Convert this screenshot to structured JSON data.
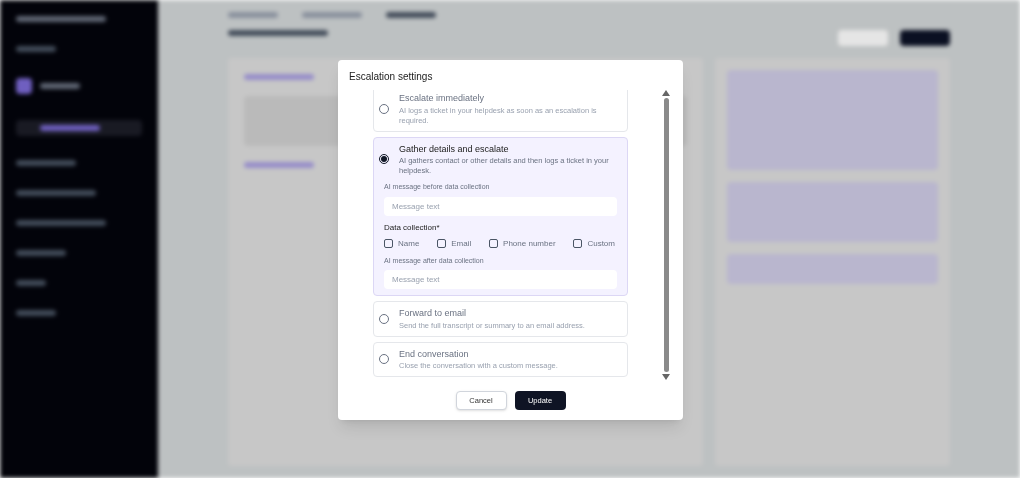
{
  "dialog": {
    "title": "Escalation settings",
    "options": [
      {
        "title": "Escalate immediately",
        "description": "AI logs a ticket in your helpdesk as soon as an escalation is required.",
        "selected": false
      },
      {
        "title": "Gather details and escalate",
        "description": "AI gathers contact or other details and then logs a ticket in your helpdesk.",
        "selected": true,
        "before_label": "AI message before data collection",
        "before_placeholder": "Message text",
        "collection_label": "Data collection*",
        "fields": [
          {
            "label": "Name",
            "checked": false
          },
          {
            "label": "Email",
            "checked": false
          },
          {
            "label": "Phone number",
            "checked": false
          },
          {
            "label": "Custom",
            "checked": false
          }
        ],
        "after_label": "AI message after data collection",
        "after_placeholder": "Message text"
      },
      {
        "title": "Forward to email",
        "description": "Send the full transcript or summary to an email address.",
        "selected": false
      },
      {
        "title": "End conversation",
        "description": "Close the conversation with a custom message.",
        "selected": false
      }
    ],
    "buttons": [
      {
        "label": "Cancel",
        "kind": "secondary"
      },
      {
        "label": "Update",
        "kind": "primary"
      }
    ]
  }
}
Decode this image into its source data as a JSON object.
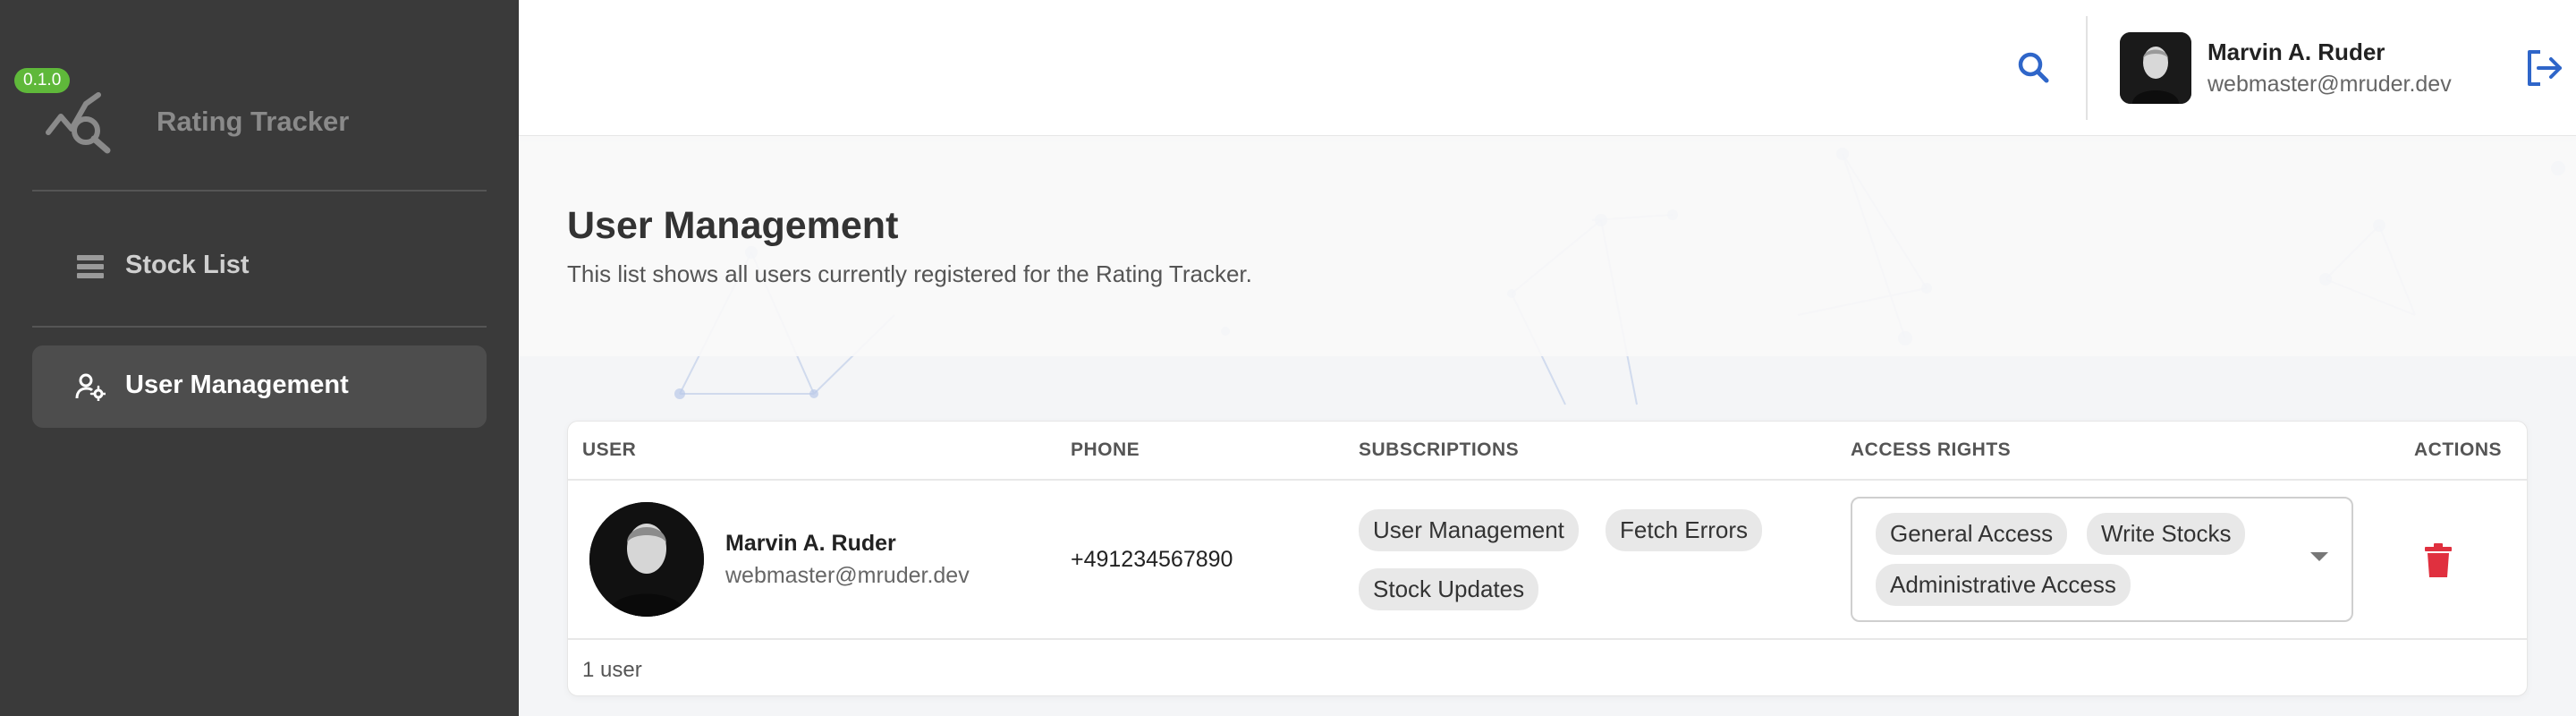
·····
» **What is expected**: Do not include images; quote all of the entries above exactly.

» **Result**:
Convert this screenshot to structured JSON data.
{
  "dialog": {
    "title": "Escalation settings",
    "options": [
      {
        "title": "Escalate immediately",
        "description": "AI logs a ticket in your helpdesk as soon as an escalation is required.",
        "selected": false
      },
      {
        "title": "Gather details and escalate",
        "description": "AI gathers contact or other details and then logs a ticket in your helpdesk.",
        "selected": true,
        "before_label": "AI message before data collection",
        "before_placeholder": "Message text",
        "collection_label": "Data collection*",
        "fields": [
          {
            "label": "Name",
            "checked": false
          },
          {
            "label": "Email",
            "checked": false
          },
          {
            "label": "Phone number",
            "checked": false
          },
          {
            "label": "Custom",
            "checked": false
          }
        ],
        "after_label": "AI message after data collection",
        "after_placeholder": "Message text"
      },
      {
        "title": "Forward to email",
        "description": "Send the full transcript or summary to an email address.",
        "selected": false
      },
      {
        "title": "End conversation",
        "description": "Close the conversation with a custom message.",
        "selected": false
      }
    ],
    "buttons": [
      {
        "label": "Cancel",
        "kind": "secondary"
      },
      {
        "label": "Update",
        "kind": "primary"
      }
    ]
  }
}
Decode this image into its source data as a JSON object.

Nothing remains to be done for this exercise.